start

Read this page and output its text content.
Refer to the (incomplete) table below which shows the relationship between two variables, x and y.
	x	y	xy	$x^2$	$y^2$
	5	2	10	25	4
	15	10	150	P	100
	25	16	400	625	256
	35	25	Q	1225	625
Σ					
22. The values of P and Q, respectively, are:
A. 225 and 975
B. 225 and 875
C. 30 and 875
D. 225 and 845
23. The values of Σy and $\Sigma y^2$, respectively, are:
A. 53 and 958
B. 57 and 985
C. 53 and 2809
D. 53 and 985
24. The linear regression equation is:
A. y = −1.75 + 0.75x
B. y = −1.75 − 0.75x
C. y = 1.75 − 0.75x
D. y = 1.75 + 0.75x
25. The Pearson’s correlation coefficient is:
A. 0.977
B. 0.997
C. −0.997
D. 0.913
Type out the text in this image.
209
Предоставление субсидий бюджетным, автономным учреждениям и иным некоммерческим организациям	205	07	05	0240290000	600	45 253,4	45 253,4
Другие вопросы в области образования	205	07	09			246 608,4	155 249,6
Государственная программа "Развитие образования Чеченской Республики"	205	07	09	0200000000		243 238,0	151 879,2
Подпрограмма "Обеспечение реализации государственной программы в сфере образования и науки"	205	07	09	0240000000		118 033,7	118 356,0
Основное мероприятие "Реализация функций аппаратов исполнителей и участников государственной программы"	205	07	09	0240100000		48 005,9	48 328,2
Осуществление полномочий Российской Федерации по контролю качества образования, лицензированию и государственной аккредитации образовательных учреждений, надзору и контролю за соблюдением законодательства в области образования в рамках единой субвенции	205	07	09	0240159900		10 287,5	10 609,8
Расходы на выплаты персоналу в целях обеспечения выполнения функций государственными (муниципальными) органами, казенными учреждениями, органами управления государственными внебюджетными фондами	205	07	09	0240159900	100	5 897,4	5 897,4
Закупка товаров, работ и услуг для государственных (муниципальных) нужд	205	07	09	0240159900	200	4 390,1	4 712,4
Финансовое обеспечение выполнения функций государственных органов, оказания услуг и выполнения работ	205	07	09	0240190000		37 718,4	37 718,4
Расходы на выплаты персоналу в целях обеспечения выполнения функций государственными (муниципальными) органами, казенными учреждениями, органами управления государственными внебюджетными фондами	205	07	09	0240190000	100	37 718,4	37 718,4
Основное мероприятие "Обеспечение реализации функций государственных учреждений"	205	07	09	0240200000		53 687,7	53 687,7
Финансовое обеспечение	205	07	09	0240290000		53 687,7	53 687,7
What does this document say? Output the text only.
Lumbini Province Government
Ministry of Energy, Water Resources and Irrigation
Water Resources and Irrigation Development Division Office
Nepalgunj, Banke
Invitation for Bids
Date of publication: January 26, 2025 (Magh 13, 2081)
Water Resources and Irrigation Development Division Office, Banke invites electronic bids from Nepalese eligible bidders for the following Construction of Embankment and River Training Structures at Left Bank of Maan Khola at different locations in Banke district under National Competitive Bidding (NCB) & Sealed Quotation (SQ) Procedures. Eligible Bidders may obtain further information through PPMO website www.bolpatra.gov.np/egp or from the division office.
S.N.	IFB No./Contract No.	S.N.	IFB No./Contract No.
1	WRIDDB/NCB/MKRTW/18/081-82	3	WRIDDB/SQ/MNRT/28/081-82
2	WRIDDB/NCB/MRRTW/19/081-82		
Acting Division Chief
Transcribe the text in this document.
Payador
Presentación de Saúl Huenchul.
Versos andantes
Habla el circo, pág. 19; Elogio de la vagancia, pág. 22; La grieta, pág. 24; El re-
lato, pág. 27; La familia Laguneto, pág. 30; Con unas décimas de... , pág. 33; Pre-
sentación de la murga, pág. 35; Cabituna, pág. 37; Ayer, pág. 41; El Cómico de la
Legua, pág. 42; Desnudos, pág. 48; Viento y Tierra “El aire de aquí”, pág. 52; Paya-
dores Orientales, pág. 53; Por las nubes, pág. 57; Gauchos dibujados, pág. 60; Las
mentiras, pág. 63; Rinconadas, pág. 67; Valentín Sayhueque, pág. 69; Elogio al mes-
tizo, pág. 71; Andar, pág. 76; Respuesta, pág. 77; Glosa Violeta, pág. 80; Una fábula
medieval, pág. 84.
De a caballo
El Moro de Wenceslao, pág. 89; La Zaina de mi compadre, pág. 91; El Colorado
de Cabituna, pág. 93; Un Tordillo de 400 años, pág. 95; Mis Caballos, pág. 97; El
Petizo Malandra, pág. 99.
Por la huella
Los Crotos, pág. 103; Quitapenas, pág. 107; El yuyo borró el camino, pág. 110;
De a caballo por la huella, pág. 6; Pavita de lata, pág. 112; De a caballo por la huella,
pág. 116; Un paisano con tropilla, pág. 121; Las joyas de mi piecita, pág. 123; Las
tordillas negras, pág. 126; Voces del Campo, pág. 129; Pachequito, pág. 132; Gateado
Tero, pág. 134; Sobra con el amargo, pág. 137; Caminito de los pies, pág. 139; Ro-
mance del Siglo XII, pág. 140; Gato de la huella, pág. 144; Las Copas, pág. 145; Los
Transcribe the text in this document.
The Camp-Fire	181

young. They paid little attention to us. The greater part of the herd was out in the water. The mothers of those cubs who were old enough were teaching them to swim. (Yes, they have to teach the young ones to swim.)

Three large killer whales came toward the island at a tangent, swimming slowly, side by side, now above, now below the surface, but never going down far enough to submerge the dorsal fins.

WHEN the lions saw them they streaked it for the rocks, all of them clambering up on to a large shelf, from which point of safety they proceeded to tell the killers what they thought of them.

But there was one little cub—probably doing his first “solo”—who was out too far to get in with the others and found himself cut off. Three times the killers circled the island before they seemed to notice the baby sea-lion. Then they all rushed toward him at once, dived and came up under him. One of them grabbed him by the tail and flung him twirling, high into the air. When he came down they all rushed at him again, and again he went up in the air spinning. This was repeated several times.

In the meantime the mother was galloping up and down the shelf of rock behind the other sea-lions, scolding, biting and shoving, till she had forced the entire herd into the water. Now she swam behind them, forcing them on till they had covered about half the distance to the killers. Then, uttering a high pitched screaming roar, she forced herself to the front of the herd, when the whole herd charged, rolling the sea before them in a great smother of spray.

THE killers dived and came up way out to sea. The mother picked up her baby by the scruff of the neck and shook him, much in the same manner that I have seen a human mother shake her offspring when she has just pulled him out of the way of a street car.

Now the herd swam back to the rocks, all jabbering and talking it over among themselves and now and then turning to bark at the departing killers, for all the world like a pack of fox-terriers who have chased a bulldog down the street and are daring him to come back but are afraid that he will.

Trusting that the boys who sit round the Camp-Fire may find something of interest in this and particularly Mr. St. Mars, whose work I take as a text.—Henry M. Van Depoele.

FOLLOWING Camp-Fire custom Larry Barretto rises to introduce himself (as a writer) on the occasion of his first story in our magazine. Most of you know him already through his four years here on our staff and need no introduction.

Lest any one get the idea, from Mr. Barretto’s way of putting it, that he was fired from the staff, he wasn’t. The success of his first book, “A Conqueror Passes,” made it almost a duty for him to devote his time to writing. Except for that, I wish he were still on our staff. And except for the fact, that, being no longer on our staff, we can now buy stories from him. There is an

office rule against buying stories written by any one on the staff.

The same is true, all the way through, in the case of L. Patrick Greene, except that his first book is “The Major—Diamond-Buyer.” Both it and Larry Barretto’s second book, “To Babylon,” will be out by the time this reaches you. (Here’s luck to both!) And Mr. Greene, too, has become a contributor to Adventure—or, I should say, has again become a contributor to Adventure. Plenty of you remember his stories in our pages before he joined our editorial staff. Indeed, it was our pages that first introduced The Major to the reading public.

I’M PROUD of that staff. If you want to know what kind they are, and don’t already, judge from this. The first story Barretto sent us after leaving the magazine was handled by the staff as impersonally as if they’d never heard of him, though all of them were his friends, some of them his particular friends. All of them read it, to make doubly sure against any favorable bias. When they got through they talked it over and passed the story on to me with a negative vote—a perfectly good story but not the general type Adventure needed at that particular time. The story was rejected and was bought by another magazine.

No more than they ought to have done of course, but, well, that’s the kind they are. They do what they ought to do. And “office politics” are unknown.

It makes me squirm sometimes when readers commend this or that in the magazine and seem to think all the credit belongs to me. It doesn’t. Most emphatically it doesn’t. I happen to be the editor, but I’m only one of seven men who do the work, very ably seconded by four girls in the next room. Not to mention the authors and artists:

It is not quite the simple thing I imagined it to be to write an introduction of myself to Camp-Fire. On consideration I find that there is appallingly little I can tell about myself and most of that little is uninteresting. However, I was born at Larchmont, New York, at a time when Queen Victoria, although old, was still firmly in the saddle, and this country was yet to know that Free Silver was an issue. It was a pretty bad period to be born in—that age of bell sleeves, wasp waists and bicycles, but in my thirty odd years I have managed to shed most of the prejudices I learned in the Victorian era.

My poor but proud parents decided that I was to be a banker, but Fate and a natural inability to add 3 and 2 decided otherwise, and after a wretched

end

Stated problem:
Exactly how many lines contain "which"? State the number and nothing else.

Right answer:
2